Copy all of the material below exactly.

▶ RAW RECORDS
□ □ □

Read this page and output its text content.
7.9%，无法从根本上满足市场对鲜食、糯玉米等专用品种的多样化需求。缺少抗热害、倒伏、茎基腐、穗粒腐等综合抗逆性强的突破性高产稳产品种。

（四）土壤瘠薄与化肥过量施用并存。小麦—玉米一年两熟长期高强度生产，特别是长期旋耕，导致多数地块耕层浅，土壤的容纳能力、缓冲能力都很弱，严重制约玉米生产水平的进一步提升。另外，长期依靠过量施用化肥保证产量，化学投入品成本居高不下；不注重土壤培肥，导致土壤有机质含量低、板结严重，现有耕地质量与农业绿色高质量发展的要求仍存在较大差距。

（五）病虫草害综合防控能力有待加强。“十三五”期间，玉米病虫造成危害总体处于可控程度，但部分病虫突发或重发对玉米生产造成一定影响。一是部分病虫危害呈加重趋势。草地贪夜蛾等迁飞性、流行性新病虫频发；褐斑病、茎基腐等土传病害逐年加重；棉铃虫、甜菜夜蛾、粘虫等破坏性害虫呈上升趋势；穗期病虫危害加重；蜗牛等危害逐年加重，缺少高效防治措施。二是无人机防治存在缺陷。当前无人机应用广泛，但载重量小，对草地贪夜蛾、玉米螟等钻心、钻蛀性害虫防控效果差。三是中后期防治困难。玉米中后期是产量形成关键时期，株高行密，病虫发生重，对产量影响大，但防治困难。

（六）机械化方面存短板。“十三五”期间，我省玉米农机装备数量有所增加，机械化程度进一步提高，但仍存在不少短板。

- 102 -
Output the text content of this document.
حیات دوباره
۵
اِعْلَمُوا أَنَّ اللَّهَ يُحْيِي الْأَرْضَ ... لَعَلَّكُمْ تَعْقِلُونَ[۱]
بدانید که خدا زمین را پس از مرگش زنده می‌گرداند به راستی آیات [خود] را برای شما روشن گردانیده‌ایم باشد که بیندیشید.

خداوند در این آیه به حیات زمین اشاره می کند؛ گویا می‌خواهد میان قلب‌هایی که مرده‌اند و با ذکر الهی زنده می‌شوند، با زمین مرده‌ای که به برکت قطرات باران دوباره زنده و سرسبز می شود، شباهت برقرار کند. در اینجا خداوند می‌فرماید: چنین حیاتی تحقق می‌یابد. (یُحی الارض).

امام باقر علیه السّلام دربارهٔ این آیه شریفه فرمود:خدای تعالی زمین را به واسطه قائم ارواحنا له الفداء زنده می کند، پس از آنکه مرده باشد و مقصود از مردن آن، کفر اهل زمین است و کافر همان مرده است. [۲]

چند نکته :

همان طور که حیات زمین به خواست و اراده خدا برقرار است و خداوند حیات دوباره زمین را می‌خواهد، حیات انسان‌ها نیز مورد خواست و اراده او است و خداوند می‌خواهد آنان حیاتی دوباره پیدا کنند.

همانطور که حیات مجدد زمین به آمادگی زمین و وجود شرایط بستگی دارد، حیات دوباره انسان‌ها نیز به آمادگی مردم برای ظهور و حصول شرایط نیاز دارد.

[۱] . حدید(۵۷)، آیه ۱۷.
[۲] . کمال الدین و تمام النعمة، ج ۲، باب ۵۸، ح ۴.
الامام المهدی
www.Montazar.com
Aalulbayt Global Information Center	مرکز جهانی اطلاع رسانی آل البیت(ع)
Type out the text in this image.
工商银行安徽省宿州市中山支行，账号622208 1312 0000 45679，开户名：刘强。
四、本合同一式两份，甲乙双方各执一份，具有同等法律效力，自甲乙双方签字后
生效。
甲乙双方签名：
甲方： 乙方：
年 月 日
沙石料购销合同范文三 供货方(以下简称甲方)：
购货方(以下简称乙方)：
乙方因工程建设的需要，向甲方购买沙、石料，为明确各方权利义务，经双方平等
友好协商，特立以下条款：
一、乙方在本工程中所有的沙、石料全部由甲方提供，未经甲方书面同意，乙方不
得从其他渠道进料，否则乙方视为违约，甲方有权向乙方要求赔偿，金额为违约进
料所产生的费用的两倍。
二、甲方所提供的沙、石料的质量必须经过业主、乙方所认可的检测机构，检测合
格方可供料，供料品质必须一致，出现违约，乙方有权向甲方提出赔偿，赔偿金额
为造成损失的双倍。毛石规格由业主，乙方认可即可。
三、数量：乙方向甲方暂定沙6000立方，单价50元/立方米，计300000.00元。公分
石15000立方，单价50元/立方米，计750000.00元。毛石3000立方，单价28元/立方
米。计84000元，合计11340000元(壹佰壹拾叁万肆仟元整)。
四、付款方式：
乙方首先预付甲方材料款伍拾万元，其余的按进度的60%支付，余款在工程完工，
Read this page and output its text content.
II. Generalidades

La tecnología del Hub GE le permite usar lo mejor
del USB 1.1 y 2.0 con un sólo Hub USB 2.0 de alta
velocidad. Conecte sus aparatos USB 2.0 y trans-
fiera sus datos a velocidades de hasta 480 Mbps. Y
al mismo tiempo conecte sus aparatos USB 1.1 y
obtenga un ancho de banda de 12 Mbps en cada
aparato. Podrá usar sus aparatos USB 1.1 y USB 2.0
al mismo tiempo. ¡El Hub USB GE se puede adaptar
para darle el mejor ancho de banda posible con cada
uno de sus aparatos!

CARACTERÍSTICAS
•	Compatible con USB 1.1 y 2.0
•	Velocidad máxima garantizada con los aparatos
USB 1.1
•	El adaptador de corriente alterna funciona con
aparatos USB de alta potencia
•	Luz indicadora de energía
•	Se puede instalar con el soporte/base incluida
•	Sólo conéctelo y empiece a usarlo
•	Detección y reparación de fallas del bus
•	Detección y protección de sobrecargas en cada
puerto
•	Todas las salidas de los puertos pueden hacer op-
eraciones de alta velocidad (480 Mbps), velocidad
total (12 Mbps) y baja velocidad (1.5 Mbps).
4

□ □ □

▶ WRITTEN ANSWER
Read this page and output its text content.
7.9%，无法从根本上满足市场对鲜食、糯玉米等专用品种的多样化需求。缺少抗热害、倒伏、茎基腐、穗粒腐等综合抗逆性强的突破性高产稳产品种。

（四）土壤瘠薄与化肥过量施用并存。小麦—玉米一年两熟长期高强度生产，特别是长期旋耕，导致多数地块耕层浅，土壤的容纳能力、缓冲能力都很弱，严重制约玉米生产水平的进一步提升。另外，长期依靠过量施用化肥保证产量，化学投入品成本居高不下；不注重土壤培肥，导致土壤有机质含量低、板结严重，现有耕地质量与农业绿色高质量发展的要求仍存在较大差距。

（五）病虫草害综合防控能力有待加强。“十三五”期间，玉米病虫造成危害总体处于可控程度，但部分病虫突发或重发对玉米生产造成一定影响。一是部分病虫危害呈加重趋势。草地贪夜蛾等迁飞性、流行性新病虫频发；褐斑病、茎基腐等土传病害逐年加重；棉铃虫、甜菜夜蛾、粘虫等破坏性害虫呈上升趋势；穗期病虫危害加重；蜗牛等危害逐年加重，缺少高效防治措施。二是无人机防治存在缺陷。当前无人机应用广泛，但载重量小，对草地贪夜蛾、玉米螟等钻心、钻蛀性害虫防控效果差。三是中后期防治困难。玉米中后期是产量形成关键时期，株高行密，病虫发生重，对产量影响大，但防治困难。

（六）机械化方面存短板。“十三五”期间，我省玉米农机装备数量有所增加，机械化程度进一步提高，但仍存在不少短板。

- 102 -
Output the text content of this document.
حیات دوباره
۵
اِعْلَمُوا أَنَّ اللَّهَ يُحْيِي الْأَرْضَ ... لَعَلَّكُمْ تَعْقِلُونَ[۱]
بدانید که خدا زمین را پس از مرگش زنده می‌گرداند به راستی آیات [خود] را برای شما روشن گردانیده‌ایم باشد که بیندیشید.

خداوند در این آیه به حیات زمین اشاره می کند؛ گویا می‌خواهد میان قلب‌هایی که مرده‌اند و با ذکر الهی زنده می‌شوند، با زمین مرده‌ای که به برکت قطرات باران دوباره زنده و سرسبز می شود، شباهت برقرار کند. در اینجا خداوند می‌فرماید: چنین حیاتی تحقق می‌یابد. (یُحی الارض).

امام باقر علیه السّلام دربارهٔ این آیه شریفه فرمود:خدای تعالی زمین را به واسطه قائم ارواحنا له الفداء زنده می کند، پس از آنکه مرده باشد و مقصود از مردن آن، کفر اهل زمین است و کافر همان مرده است. [۲]

چند نکته :

همان طور که حیات زمین به خواست و اراده خدا برقرار است و خداوند حیات دوباره زمین را می‌خواهد، حیات انسان‌ها نیز مورد خواست و اراده او است و خداوند می‌خواهد آنان حیاتی دوباره پیدا کنند.

همانطور که حیات مجدد زمین به آمادگی زمین و وجود شرایط بستگی دارد، حیات دوباره انسان‌ها نیز به آمادگی مردم برای ظهور و حصول شرایط نیاز دارد.

[۱] . حدید(۵۷)، آیه ۱۷.
[۲] . کمال الدین و تمام النعمة، ج ۲، باب ۵۸، ح ۴.
الامام المهدی
www.Montazar.com
Aalulbayt Global Information Center	مرکز جهانی اطلاع رسانی آل البیت(ع)
Type out the text in this image.
工商银行安徽省宿州市中山支行，账号622208 1312 0000 45679，开户名：刘强。
四、本合同一式两份，甲乙双方各执一份，具有同等法律效力，自甲乙双方签字后
生效。
甲乙双方签名：
甲方： 乙方：
年 月 日
沙石料购销合同范文三 供货方(以下简称甲方)：
购货方(以下简称乙方)：
乙方因工程建设的需要，向甲方购买沙、石料，为明确各方权利义务，经双方平等
友好协商，特立以下条款：
一、乙方在本工程中所有的沙、石料全部由甲方提供，未经甲方书面同意，乙方不
得从其他渠道进料，否则乙方视为违约，甲方有权向乙方要求赔偿，金额为违约进
料所产生的费用的两倍。
二、甲方所提供的沙、石料的质量必须经过业主、乙方所认可的检测机构，检测合
格方可供料，供料品质必须一致，出现违约，乙方有权向甲方提出赔偿，赔偿金额
为造成损失的双倍。毛石规格由业主，乙方认可即可。
三、数量：乙方向甲方暂定沙6000立方，单价50元/立方米，计300000.00元。公分
石15000立方，单价50元/立方米，计750000.00元。毛石3000立方，单价28元/立方
米。计84000元，合计11340000元(壹佰壹拾叁万肆仟元整)。
四、付款方式：
乙方首先预付甲方材料款伍拾万元，其余的按进度的60%支付，余款在工程完工，
Read this page and output its text content.
II. Generalidades

La tecnología del Hub GE le permite usar lo mejor
del USB 1.1 y 2.0 con un sólo Hub USB 2.0 de alta
velocidad. Conecte sus aparatos USB 2.0 y trans-
fiera sus datos a velocidades de hasta 480 Mbps. Y
al mismo tiempo conecte sus aparatos USB 1.1 y
obtenga un ancho de banda de 12 Mbps en cada
aparato. Podrá usar sus aparatos USB 1.1 y USB 2.0
al mismo tiempo. ¡El Hub USB GE se puede adaptar
para darle el mejor ancho de banda posible con cada
uno de sus aparatos!

CARACTERÍSTICAS
•	Compatible con USB 1.1 y 2.0
•	Velocidad máxima garantizada con los aparatos
USB 1.1
•	El adaptador de corriente alterna funciona con
aparatos USB de alta potencia
•	Luz indicadora de energía
•	Se puede instalar con el soporte/base incluida
•	Sólo conéctelo y empiece a usarlo
•	Detección y reparación de fallas del bus
•	Detección y protección de sobrecargas en cada
puerto
•	Todas las salidas de los puertos pueden hacer op-
eraciones de alta velocidad (480 Mbps), velocidad
total (12 Mbps) y baja velocidad (1.5 Mbps).
4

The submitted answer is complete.